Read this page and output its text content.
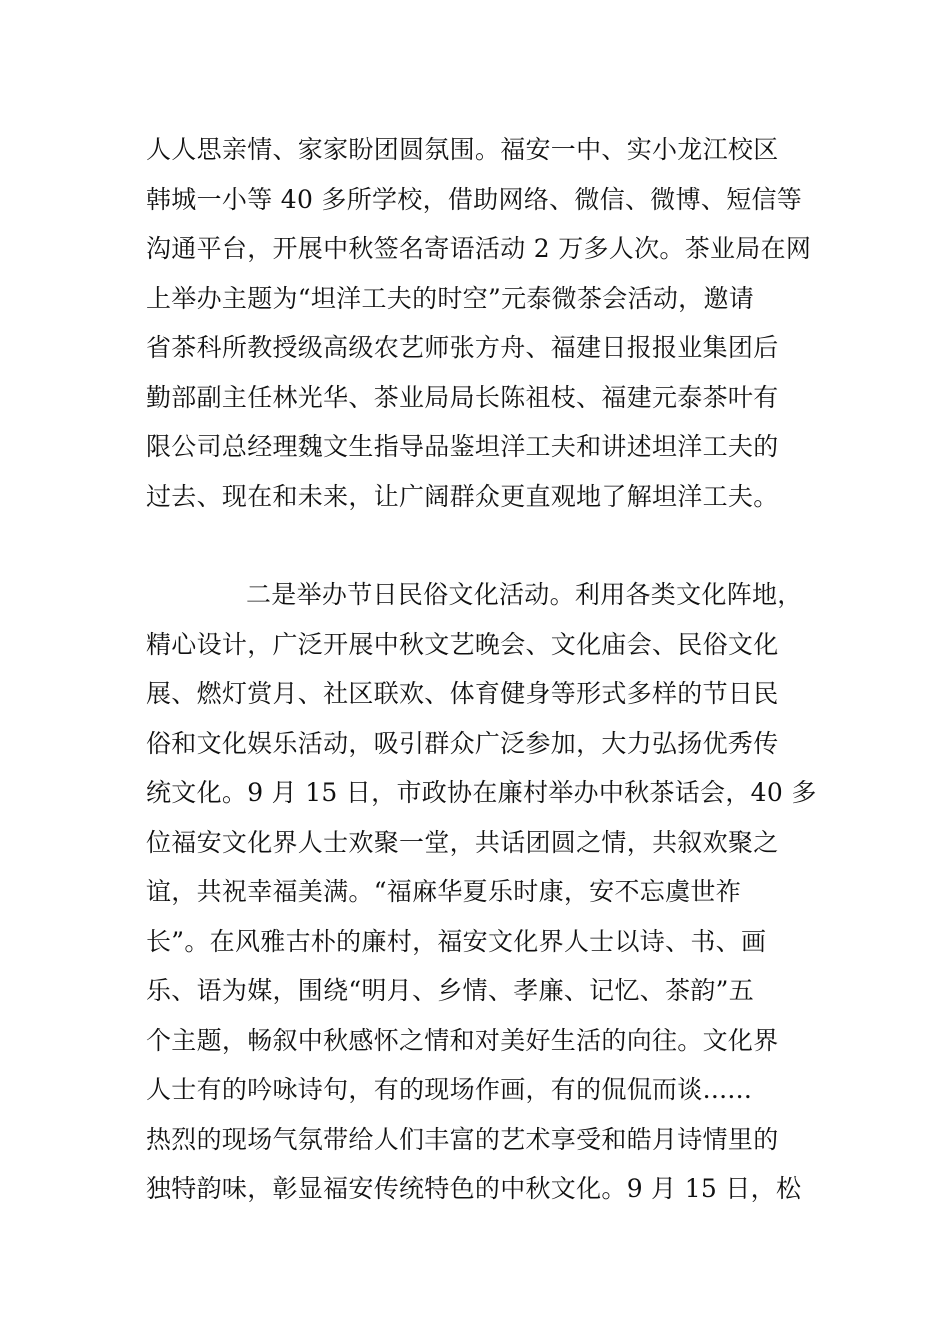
人人思亲情、家家盼团圆氛围。福安一中、实小龙江校区
韩城一小等 40 多所学校，借助网络、微信、微博、短信等
沟通平台，开展中秋签名寄语活动 2 万多人次。茶业局在网
上举办主题为“坦洋工夫的时空”元泰微茶会活动，邀请
省茶科所教授级高级农艺师张方舟、福建日报报业集团后
勤部副主任林光华、茶业局局长陈祖枝、福建元泰茶叶有
限公司总经理魏文生指导品鉴坦洋工夫和讲述坦洋工夫的
过去、现在和未来，让广阔群众更直观地了解坦洋工夫。
二是举办节日民俗文化活动。利用各类文化阵地，
精心设计，广泛开展中秋文艺晚会、文化庙会、民俗文化
展、燃灯赏月、社区联欢、体育健身等形式多样的节日民
俗和文化娱乐活动，吸引群众广泛参加，大力弘扬优秀传
统文化。9 月 15 日，市政协在廉村举办中秋茶话会，40 多
位福安文化界人士欢聚一堂，共话团圆之情，共叙欢聚之
谊，共祝幸福美满。“福麻华夏乐时康，安不忘虞世祚
长”。在风雅古朴的廉村，福安文化界人士以诗、书、画
乐、语为媒，围绕“明月、乡情、孝廉、记忆、茶韵”五
个主题，畅叙中秋感怀之情和对美好生活的向往。文化界
人士有的吟咏诗句，有的现场作画，有的侃侃而谈......
热烈的现场气氛带给人们丰富的艺术享受和皓月诗情里的
独特韵味，彰显福安传统特色的中秋文化。9 月 15 日，松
━━━━
◆ **What you will do**: Copy out all the entries exactly. Images stay out of the copy.

◆ **Solution to this exercise**:
Read this page and output its text content.
人人思亲情、家家盼团圆氛围。福安一中、实小龙江校区
韩城一小等 40 多所学校，借助网络、微信、微博、短信等
沟通平台，开展中秋签名寄语活动 2 万多人次。茶业局在网
上举办主题为“坦洋工夫的时空”元泰微茶会活动，邀请
省茶科所教授级高级农艺师张方舟、福建日报报业集团后
勤部副主任林光华、茶业局局长陈祖枝、福建元泰茶叶有
限公司总经理魏文生指导品鉴坦洋工夫和讲述坦洋工夫的
过去、现在和未来，让广阔群众更直观地了解坦洋工夫。
二是举办节日民俗文化活动。利用各类文化阵地，
精心设计，广泛开展中秋文艺晚会、文化庙会、民俗文化
展、燃灯赏月、社区联欢、体育健身等形式多样的节日民
俗和文化娱乐活动，吸引群众广泛参加，大力弘扬优秀传
统文化。9 月 15 日，市政协在廉村举办中秋茶话会，40 多
位福安文化界人士欢聚一堂，共话团圆之情，共叙欢聚之
谊，共祝幸福美满。“福麻华夏乐时康，安不忘虞世祚
长”。在风雅古朴的廉村，福安文化界人士以诗、书、画
乐、语为媒，围绕“明月、乡情、孝廉、记忆、茶韵”五
个主题，畅叙中秋感怀之情和对美好生活的向往。文化界
人士有的吟咏诗句，有的现场作画，有的侃侃而谈......
热烈的现场气氛带给人们丰富的艺术享受和皓月诗情里的
独特韵味，彰显福安传统特色的中秋文化。9 月 15 日，松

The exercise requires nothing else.